STATED EXERCISE – Using the listing below, extract each line that has the word "piston" in it.

Collected data:
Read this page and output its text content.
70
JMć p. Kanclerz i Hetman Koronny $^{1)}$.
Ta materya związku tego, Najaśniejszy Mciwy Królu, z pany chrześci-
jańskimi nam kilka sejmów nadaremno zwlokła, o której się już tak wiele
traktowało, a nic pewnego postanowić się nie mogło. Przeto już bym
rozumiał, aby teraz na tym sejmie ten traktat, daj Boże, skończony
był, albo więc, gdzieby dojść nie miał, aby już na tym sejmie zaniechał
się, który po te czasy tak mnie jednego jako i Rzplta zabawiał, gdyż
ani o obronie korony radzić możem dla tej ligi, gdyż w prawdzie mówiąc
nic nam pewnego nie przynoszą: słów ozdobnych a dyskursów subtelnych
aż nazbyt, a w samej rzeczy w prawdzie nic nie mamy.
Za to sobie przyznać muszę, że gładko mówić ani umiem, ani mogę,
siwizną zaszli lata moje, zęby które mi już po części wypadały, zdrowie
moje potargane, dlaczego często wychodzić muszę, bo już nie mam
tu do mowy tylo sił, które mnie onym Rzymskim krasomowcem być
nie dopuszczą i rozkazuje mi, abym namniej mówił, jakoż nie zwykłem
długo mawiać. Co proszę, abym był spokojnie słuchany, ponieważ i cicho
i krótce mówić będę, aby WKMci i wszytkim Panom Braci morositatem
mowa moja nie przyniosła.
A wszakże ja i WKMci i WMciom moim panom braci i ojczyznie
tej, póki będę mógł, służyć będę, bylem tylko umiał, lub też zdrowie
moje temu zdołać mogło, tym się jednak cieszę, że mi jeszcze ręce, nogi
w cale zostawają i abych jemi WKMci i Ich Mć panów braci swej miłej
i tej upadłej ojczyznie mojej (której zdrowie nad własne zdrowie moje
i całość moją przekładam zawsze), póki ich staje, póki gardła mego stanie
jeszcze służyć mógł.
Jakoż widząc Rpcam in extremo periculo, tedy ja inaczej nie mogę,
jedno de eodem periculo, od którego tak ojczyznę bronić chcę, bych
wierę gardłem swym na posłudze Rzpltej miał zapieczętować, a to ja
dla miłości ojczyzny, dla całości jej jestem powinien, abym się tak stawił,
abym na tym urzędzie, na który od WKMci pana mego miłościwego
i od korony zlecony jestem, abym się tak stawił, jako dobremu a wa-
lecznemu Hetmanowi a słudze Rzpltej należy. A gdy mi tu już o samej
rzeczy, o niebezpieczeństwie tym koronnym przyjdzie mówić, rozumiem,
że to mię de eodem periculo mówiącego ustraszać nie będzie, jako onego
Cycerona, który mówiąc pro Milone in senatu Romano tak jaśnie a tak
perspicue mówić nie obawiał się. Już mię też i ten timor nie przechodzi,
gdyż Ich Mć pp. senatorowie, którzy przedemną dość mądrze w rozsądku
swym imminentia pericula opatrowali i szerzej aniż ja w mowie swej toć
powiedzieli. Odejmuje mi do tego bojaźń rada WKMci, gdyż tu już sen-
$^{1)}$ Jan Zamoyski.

* * *

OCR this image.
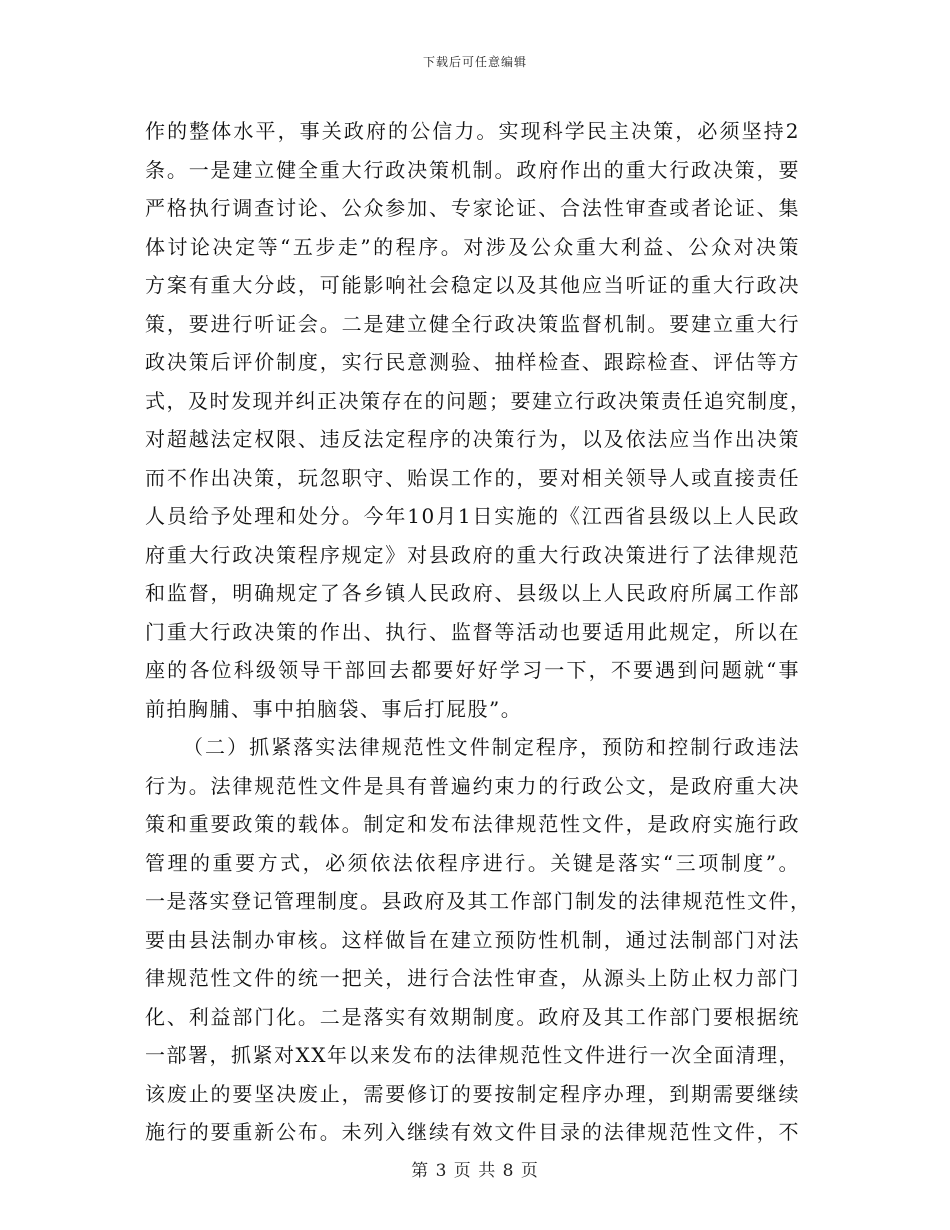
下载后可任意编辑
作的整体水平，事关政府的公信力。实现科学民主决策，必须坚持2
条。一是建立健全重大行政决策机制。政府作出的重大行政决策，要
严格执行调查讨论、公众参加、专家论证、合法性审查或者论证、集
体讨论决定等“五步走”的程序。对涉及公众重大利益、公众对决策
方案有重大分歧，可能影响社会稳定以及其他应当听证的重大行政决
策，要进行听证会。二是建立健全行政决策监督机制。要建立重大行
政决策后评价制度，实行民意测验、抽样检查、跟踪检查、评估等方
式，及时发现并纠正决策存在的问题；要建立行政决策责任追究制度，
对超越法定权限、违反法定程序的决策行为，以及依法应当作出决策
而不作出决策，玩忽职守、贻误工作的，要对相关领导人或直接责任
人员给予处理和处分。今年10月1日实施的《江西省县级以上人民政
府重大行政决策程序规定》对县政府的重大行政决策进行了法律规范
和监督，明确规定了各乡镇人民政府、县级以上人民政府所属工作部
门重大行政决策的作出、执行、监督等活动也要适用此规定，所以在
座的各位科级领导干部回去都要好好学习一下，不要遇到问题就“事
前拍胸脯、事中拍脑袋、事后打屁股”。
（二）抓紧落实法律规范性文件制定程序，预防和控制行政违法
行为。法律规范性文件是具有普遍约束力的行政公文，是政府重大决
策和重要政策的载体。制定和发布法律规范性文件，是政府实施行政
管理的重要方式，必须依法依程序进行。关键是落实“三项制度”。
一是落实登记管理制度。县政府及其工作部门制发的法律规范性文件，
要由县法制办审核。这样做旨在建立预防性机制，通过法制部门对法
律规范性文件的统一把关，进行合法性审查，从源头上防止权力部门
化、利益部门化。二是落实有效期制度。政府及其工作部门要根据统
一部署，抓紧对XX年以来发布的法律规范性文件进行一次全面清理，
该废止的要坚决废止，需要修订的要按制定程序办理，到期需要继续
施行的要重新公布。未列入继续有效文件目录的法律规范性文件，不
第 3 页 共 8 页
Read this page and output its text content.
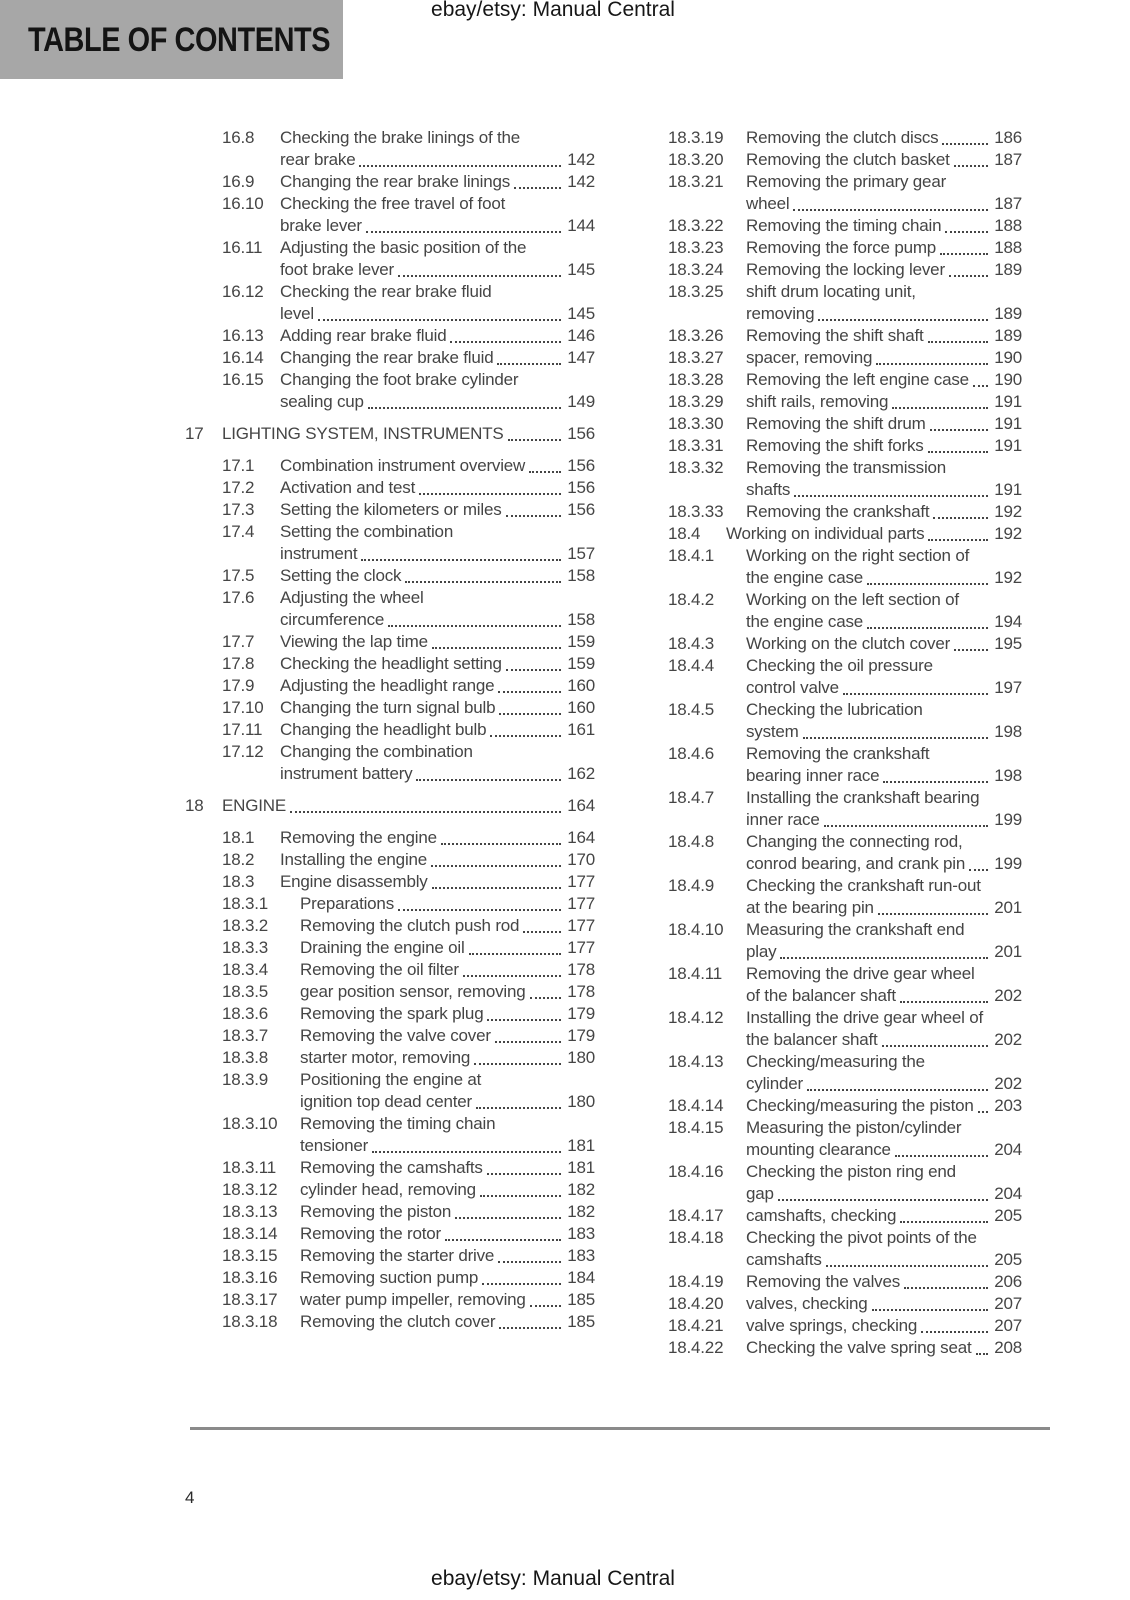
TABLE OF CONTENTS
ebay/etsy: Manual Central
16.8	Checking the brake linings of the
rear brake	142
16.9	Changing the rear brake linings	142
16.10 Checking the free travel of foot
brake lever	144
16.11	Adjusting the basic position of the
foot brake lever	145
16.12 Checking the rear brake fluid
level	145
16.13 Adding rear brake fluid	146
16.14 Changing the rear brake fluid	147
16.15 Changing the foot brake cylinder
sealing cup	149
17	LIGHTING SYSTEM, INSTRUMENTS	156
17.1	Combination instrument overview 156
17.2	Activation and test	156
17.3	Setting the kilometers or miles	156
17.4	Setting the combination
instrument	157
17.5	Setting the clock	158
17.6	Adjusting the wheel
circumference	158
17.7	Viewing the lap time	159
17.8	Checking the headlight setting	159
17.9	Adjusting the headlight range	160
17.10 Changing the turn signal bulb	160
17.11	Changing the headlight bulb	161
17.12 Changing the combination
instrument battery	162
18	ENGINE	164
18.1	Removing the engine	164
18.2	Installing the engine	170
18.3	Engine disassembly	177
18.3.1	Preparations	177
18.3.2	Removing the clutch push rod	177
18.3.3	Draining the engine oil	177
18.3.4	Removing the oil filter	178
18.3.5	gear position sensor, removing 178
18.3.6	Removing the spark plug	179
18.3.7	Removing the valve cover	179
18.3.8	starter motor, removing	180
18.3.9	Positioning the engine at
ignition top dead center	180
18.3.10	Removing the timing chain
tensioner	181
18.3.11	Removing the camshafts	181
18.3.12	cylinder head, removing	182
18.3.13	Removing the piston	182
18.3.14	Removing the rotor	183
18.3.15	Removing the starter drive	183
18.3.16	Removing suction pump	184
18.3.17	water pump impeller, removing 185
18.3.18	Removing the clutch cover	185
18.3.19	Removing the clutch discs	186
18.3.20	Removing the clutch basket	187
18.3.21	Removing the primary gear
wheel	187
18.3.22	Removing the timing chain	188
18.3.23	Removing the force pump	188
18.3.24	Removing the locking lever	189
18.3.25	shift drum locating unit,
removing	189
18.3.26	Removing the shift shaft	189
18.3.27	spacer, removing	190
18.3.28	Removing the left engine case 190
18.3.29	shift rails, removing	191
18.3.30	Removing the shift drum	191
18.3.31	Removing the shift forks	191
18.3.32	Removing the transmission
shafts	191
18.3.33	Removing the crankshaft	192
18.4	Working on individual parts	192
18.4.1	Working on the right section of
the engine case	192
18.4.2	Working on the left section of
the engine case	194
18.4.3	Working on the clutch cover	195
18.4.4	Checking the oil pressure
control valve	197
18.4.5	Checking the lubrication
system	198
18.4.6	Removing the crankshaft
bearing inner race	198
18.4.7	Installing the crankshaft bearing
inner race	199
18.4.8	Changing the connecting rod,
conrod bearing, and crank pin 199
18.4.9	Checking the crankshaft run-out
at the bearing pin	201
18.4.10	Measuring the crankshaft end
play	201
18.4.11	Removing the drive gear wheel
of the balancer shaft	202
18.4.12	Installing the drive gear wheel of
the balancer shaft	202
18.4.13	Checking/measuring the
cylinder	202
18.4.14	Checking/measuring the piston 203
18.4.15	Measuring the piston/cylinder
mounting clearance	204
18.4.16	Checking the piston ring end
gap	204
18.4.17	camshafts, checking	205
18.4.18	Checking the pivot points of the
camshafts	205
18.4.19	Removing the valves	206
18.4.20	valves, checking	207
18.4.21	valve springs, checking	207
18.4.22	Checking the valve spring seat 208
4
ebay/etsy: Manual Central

...

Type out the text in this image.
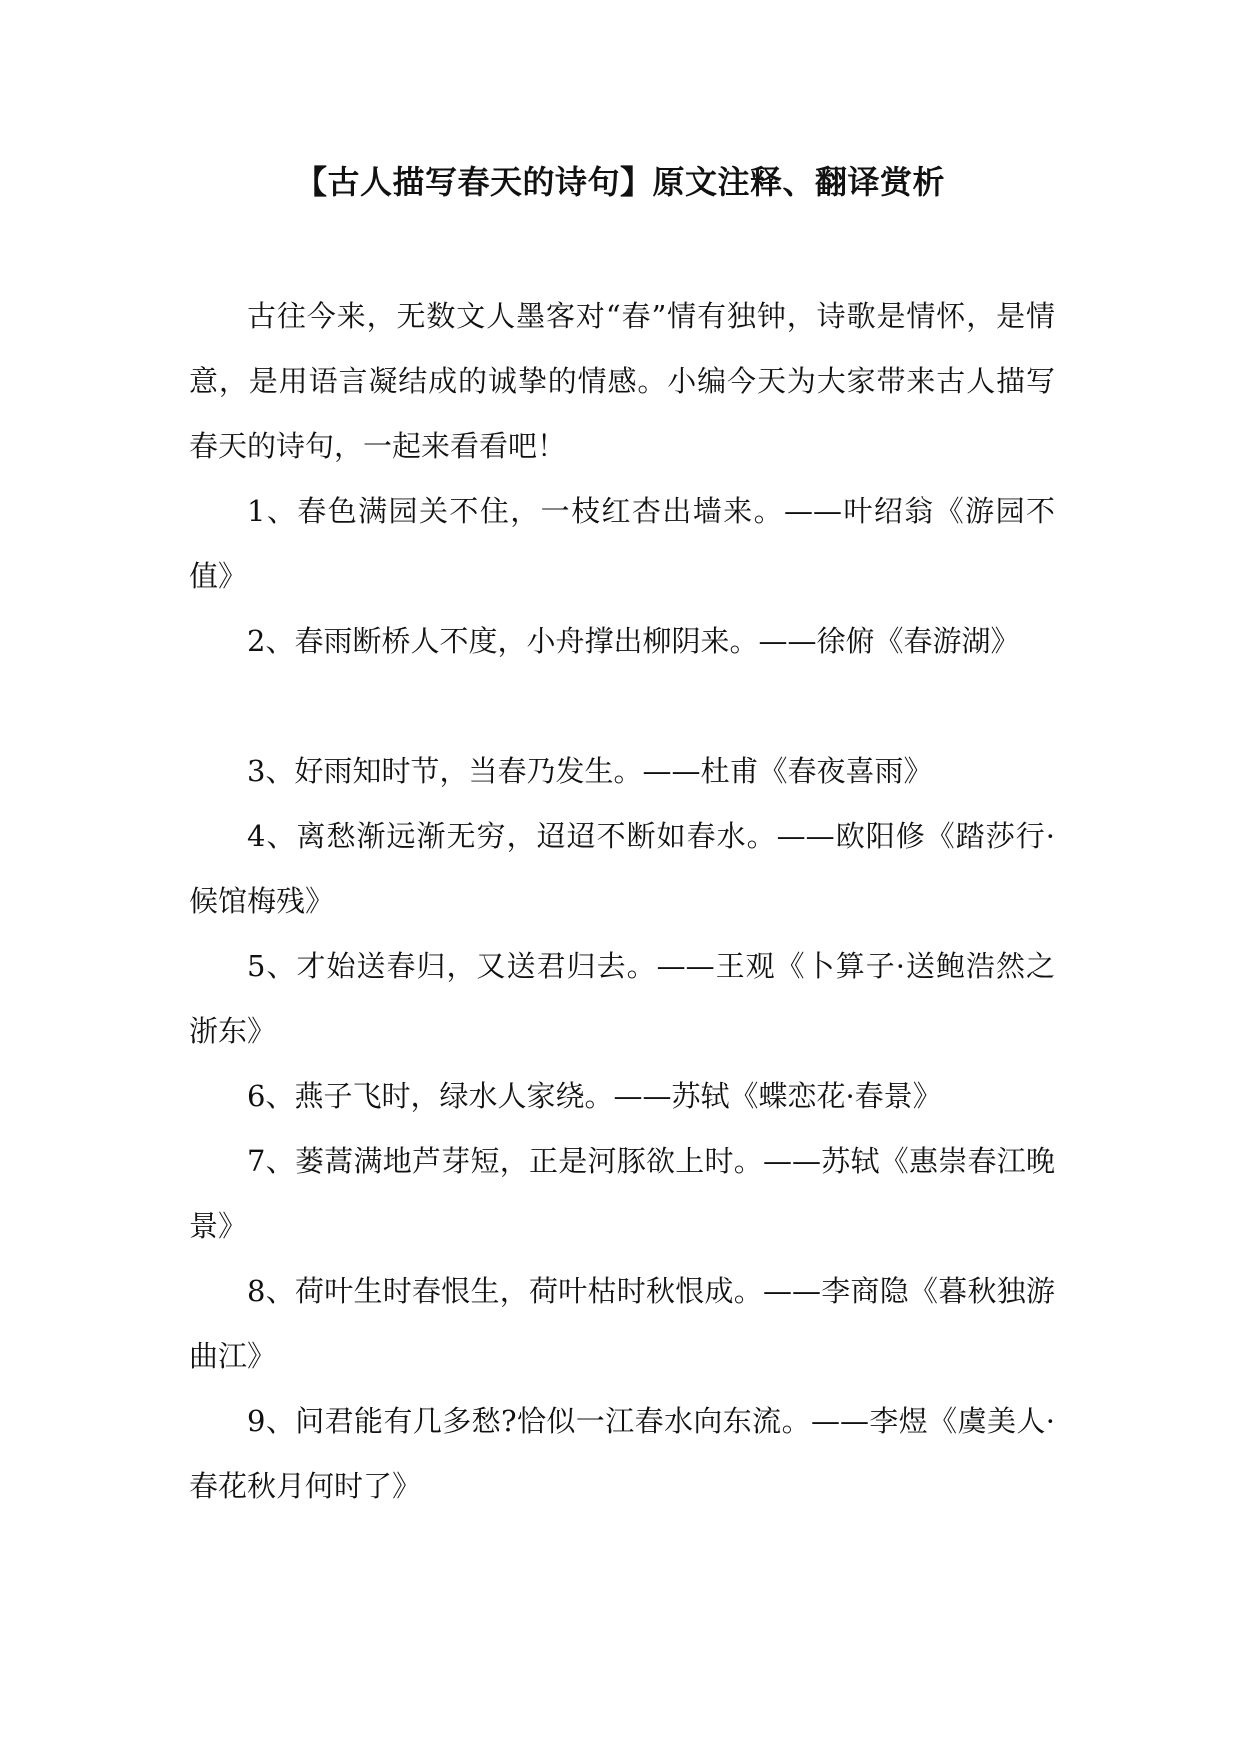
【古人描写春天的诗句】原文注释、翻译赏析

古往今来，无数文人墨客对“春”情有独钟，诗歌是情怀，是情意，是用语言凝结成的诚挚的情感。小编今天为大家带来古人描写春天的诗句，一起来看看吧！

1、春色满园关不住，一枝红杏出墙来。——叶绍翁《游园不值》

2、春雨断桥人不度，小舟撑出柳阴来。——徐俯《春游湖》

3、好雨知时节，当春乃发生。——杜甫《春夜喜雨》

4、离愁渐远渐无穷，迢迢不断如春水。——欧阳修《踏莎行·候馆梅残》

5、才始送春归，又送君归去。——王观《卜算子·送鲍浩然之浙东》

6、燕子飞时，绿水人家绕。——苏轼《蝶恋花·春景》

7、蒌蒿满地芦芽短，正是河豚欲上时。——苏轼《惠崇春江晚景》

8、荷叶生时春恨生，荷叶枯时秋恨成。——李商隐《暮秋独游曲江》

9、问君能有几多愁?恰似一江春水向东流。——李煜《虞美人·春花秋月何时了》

CORRECT RESULT –
18.3.13	Removing the piston	182
18.4.14	Checking/measuring the piston 203
18.4.15	Measuring the piston/cylinder
18.4.16	Checking the piston ring end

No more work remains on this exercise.